Boxed element entries:
[Start]
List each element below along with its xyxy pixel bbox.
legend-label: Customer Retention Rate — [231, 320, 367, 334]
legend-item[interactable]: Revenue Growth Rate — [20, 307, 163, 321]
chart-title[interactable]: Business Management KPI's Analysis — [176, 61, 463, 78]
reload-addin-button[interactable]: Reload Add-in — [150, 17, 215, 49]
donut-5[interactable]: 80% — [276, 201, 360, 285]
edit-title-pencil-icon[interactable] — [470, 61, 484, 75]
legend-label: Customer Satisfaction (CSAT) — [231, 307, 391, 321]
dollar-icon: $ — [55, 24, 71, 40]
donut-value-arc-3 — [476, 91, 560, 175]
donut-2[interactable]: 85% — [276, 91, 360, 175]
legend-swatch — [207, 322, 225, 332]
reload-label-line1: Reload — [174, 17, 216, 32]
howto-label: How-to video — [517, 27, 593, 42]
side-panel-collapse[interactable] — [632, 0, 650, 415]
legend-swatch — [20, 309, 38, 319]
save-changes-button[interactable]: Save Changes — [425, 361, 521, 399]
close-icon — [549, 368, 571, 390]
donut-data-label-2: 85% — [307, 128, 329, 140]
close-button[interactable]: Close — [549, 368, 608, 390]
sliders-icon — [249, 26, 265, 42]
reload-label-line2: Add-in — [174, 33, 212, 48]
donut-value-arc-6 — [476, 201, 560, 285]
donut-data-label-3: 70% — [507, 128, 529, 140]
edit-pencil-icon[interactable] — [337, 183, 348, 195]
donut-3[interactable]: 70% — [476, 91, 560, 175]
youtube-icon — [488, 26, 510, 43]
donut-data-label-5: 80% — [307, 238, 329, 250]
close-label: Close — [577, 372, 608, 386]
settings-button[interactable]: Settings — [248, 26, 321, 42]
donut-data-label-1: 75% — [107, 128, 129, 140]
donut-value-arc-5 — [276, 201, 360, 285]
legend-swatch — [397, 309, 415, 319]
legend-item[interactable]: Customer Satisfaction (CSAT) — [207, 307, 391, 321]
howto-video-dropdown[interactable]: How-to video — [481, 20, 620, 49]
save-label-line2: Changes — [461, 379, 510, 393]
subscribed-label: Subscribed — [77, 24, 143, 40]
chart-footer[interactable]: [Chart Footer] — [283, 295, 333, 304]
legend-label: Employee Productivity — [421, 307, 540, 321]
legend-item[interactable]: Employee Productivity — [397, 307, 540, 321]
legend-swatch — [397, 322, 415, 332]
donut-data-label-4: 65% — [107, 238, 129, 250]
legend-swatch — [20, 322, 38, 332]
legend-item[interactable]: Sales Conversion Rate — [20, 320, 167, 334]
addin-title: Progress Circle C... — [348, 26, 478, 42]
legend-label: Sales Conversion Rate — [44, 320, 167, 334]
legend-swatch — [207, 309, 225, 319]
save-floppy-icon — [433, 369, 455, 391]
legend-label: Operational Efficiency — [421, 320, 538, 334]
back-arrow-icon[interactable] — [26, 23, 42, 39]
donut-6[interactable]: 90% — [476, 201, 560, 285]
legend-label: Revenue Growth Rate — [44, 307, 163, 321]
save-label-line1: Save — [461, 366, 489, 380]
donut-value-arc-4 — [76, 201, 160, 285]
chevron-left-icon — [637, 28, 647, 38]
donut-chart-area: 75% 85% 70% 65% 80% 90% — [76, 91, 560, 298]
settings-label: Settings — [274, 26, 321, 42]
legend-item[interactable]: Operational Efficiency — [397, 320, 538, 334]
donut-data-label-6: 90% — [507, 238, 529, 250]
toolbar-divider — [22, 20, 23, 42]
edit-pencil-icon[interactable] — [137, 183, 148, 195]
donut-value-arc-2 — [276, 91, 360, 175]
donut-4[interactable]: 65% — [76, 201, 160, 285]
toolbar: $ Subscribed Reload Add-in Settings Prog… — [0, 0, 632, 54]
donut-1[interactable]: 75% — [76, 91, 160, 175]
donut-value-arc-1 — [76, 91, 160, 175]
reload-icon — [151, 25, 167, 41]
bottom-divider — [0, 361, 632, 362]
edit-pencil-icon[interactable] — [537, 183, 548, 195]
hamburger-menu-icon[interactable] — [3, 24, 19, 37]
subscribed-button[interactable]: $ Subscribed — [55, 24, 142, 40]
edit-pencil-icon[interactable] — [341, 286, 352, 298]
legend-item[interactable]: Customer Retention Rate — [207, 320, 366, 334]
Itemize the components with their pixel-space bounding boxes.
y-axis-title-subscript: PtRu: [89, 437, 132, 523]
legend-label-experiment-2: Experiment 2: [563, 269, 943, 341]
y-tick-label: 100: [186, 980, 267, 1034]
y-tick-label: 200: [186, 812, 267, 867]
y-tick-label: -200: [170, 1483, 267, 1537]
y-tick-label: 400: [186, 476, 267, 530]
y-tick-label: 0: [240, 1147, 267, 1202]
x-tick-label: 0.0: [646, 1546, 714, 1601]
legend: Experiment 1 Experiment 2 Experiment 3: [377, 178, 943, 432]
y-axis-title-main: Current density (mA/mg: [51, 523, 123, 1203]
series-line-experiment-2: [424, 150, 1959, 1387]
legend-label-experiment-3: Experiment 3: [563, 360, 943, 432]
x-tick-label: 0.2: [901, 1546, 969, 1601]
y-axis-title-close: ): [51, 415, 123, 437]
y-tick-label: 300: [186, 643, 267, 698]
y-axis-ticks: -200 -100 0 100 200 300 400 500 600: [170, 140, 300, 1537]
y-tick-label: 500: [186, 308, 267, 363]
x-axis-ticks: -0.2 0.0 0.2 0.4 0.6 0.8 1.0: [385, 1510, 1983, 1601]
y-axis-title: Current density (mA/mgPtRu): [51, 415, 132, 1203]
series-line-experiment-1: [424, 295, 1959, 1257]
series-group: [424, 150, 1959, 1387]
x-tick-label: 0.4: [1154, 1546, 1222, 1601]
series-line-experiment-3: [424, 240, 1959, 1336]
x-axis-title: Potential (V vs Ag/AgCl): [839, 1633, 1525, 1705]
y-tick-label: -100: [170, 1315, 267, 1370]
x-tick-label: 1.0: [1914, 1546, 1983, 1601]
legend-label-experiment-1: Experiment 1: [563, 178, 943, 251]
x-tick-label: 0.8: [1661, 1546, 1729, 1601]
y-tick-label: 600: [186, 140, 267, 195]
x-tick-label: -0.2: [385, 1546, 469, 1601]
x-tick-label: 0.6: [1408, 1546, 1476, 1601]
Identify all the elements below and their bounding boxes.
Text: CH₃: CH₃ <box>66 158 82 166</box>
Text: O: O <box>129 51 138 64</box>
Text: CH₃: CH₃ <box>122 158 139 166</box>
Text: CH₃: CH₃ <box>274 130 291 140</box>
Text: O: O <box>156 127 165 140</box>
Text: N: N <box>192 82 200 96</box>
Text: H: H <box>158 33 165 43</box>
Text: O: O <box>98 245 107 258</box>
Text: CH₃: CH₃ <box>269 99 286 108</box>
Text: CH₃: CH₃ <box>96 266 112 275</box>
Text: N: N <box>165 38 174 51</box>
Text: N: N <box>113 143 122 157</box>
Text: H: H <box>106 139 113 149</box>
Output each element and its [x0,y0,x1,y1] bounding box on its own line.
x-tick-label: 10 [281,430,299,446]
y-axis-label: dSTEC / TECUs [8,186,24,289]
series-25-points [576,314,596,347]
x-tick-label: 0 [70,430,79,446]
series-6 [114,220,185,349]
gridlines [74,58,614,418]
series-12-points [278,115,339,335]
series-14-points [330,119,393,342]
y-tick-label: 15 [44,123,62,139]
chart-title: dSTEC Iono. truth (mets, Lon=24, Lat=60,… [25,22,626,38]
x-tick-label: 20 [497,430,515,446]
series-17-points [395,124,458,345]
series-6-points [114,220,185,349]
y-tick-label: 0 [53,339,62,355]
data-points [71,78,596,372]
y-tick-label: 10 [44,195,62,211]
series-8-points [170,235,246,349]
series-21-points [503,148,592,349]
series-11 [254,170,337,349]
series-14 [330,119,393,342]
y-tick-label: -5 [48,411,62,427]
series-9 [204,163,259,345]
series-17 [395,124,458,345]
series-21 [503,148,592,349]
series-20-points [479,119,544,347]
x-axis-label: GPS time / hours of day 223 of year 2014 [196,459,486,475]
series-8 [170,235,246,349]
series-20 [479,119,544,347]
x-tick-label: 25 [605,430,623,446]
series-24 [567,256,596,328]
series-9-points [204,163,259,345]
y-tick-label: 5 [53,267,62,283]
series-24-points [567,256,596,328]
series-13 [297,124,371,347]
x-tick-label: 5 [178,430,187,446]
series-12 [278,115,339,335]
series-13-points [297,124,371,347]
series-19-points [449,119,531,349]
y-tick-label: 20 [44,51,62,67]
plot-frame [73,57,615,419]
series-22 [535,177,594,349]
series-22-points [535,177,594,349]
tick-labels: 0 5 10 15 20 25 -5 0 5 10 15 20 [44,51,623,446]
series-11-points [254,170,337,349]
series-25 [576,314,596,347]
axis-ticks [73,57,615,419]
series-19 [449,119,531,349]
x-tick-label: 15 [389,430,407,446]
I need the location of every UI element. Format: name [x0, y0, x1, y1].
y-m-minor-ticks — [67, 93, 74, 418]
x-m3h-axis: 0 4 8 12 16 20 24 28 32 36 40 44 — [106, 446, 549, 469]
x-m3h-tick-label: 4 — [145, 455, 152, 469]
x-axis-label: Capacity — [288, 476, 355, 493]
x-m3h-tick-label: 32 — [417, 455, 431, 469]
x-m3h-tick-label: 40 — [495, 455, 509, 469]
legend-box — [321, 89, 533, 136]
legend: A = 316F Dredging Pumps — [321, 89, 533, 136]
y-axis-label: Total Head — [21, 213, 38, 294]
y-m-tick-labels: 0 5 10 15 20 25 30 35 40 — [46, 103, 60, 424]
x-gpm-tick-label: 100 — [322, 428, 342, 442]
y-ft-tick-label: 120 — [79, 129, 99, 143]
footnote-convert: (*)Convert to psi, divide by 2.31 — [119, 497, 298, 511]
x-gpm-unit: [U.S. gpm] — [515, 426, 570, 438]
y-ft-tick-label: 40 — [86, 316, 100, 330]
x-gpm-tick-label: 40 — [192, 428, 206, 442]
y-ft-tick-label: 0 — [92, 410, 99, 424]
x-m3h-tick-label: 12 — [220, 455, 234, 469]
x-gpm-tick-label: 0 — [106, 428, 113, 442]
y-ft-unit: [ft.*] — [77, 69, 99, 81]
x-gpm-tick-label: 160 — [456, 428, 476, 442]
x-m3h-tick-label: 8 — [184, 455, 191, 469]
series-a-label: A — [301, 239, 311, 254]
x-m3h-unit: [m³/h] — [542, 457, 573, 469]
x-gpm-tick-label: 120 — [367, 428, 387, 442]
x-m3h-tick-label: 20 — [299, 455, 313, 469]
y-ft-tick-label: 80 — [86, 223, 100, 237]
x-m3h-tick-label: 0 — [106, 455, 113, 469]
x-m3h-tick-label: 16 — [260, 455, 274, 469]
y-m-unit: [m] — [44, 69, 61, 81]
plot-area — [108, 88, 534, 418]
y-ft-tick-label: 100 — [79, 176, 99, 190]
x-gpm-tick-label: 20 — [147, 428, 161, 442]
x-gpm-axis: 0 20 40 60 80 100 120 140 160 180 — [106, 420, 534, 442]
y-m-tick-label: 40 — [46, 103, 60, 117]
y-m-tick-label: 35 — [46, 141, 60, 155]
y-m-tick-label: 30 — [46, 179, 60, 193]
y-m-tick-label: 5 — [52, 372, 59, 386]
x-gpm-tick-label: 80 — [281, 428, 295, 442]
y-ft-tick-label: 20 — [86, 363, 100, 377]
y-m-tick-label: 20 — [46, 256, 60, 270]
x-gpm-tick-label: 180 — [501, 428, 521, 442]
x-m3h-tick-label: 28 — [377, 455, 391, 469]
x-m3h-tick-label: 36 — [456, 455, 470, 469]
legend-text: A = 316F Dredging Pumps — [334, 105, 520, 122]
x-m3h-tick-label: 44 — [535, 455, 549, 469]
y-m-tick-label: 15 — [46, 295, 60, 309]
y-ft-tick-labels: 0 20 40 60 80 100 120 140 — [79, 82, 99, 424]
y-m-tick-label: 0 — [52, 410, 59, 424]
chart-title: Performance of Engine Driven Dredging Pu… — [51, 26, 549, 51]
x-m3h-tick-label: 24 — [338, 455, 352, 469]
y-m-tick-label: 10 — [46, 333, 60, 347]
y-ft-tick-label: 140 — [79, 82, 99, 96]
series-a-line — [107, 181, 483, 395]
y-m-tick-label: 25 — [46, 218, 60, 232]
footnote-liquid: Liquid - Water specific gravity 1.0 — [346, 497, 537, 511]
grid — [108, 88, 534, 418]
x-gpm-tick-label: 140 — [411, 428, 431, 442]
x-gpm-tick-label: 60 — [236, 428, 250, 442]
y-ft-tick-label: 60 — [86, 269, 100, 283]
[End]
Update everything from the start of the records down through the line containing "chart-footer[interactable]: [Chart Footer]", changing "legend-swatch" to "legend-marker" and leaving all else unchanged.

■ **The response**
List each element below along with its xyxy pixel bbox.
legend-label: Customer Retention Rate — [231, 320, 367, 334]
legend-item[interactable]: Revenue Growth Rate — [20, 307, 163, 321]
chart-title[interactable]: Business Management KPI's Analysis — [176, 61, 463, 78]
reload-addin-button[interactable]: Reload Add-in — [150, 17, 215, 49]
donut-5[interactable]: 80% — [276, 201, 360, 285]
edit-title-pencil-icon[interactable] — [470, 61, 484, 75]
legend-label: Customer Satisfaction (CSAT) — [231, 307, 391, 321]
dollar-icon: $ — [55, 24, 71, 40]
donut-value-arc-3 — [476, 91, 560, 175]
donut-2[interactable]: 85% — [276, 91, 360, 175]
legend-marker — [207, 322, 225, 332]
reload-label-line1: Reload — [174, 17, 216, 32]
howto-label: How-to video — [517, 27, 593, 42]
side-panel-collapse[interactable] — [632, 0, 650, 415]
legend-marker — [20, 309, 38, 319]
save-changes-button[interactable]: Save Changes — [425, 361, 521, 399]
close-icon — [549, 368, 571, 390]
donut-data-label-2: 85% — [307, 128, 329, 140]
close-button[interactable]: Close — [549, 368, 608, 390]
sliders-icon — [249, 26, 265, 42]
reload-label-line2: Add-in — [174, 33, 212, 48]
donut-value-arc-6 — [476, 201, 560, 285]
donut-data-label-3: 70% — [507, 128, 529, 140]
edit-pencil-icon[interactable] — [337, 183, 348, 195]
donut-3[interactable]: 70% — [476, 91, 560, 175]
youtube-icon — [488, 26, 510, 43]
donut-data-label-5: 80% — [307, 238, 329, 250]
close-label: Close — [577, 372, 608, 386]
settings-button[interactable]: Settings — [248, 26, 321, 42]
donut-data-label-1: 75% — [107, 128, 129, 140]
donut-value-arc-5 — [276, 201, 360, 285]
legend-marker — [397, 309, 415, 319]
legend-item[interactable]: Customer Satisfaction (CSAT) — [207, 307, 391, 321]
howto-video-dropdown[interactable]: How-to video — [481, 20, 620, 49]
save-label-line2: Changes — [461, 379, 510, 393]
subscribed-label: Subscribed — [77, 24, 143, 40]
chart-footer[interactable]: [Chart Footer] — [283, 295, 333, 304]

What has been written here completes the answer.